### Tarefa proposta A
Reproduza o trecho desde "O partido pediu" até "das ações governamentais.", inclusive.
### Tarefa proposta B
Segundo o trecho, por que a procuradora regional eleitoral pediu a inelegibilidade de Simão Jatene e Márcio Miranda? Responda em uma a três frases.

### Trecho
____

O partido pediu que fosse investigado o possível uso do programa em favor da candidatura de Márcio Miranda, o candidato apoiado pelo então governador Simão Jatene ao Governo do Estado, o que poderia configurar improbidade administrativa.
A coligação Esperança Renovada (MDB/DC/PSD) também ajuizou uma Ação de Investigação Judicial Eleitoral (AIJE), no Tribunal Regional Eleitoral (TRE).
Nessa AIJE, em 15 de janeiro deste ano, a procuradora regional eleitoral Nayana Fadul da Silva emitiu um parecer pedindo a condenação à inelegibilidade, por 8 anos, de Simão Jatene e Márcio Miranda e dos ex-secretários Pedro Abílio Torres do Carmo, que comandava a SEDOP; e Izabela Jatene, filha do ex-governador e que era titular da Secretaria Extraordinária de Municípios Sustentáveis (SEMSU), órgão responsável pela implantação das ações governamentais.
A procuradora concluiu que houve abuso de poder político e econômico, com a utilização do Asfalto na Cidade para turbinar a campanha de Márcio Miranda, em claro desvio de finalidade do programa.

____

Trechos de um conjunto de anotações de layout
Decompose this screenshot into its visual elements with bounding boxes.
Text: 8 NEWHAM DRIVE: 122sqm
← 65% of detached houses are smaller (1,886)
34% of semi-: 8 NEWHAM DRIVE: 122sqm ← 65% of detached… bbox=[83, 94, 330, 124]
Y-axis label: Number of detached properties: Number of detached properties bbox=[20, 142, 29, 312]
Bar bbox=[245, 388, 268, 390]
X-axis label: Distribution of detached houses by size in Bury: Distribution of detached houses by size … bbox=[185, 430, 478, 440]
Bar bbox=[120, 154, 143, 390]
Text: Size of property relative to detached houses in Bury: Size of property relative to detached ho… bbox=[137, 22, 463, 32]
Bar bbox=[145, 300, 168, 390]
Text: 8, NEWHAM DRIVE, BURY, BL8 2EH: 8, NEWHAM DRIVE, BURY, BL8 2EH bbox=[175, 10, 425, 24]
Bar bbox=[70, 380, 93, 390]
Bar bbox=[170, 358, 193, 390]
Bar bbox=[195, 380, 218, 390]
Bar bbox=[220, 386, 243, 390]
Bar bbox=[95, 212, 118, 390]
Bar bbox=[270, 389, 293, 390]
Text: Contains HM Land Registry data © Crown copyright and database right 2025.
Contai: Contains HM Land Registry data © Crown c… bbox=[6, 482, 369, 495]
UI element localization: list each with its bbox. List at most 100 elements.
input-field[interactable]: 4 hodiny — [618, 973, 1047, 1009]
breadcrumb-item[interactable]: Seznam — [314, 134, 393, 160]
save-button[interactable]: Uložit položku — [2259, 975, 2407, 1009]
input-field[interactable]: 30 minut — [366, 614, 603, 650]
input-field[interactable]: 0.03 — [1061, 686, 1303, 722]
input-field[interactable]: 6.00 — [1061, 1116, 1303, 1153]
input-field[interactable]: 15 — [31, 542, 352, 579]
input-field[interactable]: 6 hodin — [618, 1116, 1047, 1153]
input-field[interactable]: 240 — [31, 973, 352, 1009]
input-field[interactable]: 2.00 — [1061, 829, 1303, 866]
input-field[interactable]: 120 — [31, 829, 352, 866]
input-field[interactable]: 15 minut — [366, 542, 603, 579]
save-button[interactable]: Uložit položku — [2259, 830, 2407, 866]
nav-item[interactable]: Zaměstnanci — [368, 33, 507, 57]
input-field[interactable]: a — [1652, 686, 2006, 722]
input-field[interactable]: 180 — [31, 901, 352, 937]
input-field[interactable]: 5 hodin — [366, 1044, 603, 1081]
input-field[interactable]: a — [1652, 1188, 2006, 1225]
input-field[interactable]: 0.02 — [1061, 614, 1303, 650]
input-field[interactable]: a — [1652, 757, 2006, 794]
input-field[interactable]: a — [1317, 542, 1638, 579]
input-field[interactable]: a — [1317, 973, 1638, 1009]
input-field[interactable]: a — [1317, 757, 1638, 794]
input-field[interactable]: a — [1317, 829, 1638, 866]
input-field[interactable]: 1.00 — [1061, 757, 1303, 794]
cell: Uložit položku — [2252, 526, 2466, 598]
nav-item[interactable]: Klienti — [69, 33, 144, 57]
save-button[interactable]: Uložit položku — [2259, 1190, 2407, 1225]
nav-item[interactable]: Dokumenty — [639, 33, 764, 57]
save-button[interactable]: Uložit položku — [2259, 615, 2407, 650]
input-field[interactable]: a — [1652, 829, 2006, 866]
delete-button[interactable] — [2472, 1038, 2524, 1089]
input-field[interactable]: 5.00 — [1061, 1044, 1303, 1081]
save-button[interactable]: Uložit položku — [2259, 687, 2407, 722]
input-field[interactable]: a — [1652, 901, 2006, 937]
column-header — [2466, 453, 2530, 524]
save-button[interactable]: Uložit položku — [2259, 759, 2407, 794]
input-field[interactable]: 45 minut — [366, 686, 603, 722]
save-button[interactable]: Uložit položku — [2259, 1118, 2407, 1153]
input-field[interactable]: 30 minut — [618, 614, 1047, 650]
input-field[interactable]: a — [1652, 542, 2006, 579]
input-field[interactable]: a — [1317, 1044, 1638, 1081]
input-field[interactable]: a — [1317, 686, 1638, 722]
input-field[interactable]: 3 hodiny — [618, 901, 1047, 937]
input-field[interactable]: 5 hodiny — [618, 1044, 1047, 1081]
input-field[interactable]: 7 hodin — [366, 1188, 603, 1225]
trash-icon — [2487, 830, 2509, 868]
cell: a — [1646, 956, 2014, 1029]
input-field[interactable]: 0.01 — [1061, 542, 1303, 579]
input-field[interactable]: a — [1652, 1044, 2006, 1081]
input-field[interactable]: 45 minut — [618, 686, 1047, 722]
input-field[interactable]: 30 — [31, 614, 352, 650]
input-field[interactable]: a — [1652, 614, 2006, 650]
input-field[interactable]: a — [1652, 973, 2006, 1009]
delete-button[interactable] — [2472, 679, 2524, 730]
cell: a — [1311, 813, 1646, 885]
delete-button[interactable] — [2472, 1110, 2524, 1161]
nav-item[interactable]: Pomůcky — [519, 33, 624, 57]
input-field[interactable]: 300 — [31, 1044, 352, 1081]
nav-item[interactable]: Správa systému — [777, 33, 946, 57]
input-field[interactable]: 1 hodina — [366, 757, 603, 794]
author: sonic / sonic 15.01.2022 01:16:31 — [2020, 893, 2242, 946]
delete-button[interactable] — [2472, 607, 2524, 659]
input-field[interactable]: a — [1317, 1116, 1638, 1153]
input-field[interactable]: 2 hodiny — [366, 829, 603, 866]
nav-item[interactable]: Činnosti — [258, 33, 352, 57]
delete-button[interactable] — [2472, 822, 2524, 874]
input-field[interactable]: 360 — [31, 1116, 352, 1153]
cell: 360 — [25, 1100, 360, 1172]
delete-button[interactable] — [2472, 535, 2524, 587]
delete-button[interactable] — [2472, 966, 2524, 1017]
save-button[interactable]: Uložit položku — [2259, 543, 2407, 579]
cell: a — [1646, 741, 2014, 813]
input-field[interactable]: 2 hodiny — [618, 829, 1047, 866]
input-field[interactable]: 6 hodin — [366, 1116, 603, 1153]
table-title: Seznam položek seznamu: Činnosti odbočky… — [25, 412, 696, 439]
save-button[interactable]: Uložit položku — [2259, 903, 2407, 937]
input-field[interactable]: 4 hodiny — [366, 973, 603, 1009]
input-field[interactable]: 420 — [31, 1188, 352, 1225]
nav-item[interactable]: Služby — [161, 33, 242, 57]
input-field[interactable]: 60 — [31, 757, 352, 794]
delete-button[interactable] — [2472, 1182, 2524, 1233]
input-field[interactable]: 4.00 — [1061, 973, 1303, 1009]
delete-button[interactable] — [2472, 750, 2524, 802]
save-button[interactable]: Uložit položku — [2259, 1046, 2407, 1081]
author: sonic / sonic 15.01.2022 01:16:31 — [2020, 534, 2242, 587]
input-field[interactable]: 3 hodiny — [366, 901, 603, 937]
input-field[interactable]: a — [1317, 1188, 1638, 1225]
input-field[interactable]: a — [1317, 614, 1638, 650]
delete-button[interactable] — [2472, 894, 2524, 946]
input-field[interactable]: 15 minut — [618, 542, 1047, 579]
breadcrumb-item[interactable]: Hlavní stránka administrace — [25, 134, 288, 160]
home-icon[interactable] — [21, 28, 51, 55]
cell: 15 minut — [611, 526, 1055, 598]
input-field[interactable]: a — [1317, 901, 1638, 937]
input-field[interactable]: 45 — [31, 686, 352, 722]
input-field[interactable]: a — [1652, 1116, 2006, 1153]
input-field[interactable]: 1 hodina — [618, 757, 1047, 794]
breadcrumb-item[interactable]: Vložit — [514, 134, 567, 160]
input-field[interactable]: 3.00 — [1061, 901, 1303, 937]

____

### Solução do exercício A
O partido pediu que fosse investigado o possível uso do programa em favor da candidatura de Márcio Miranda, o candidato apoiado pelo então governador Simão Jatene ao Governo do Estado, o que poderia configurar improbidade administrativa.
A coligação Esperança Renovada (MDB/DC/PSD) também ajuizou uma Ação de Investigação Judicial Eleitoral (AIJE), no Tribunal Regional Eleitoral (TRE).
Nessa AIJE, em 15 de janeiro deste ano, a procuradora regional eleitoral Nayana Fadul da Silva emitiu um parecer pedindo a condenação à inelegibilidade, por 8 anos, de Simão Jatene e Márcio Miranda e dos ex-secretários Pedro Abílio Torres do Carmo, que comandava a SEDOP; e Izabela Jatene, filha do ex-governador e que era titular da Secretaria Extraordinária de Municípios Sustentáveis (SEMSU), órgão responsável pela implantação das ações governamentais.

### Solução do exercício B
Ela concluiu que houve abuso de poder político e econômico. O programa Asfalto na Cidade foi usado para turbinar a campanha de Márcio Miranda, em claro desvio de finalidade do programa.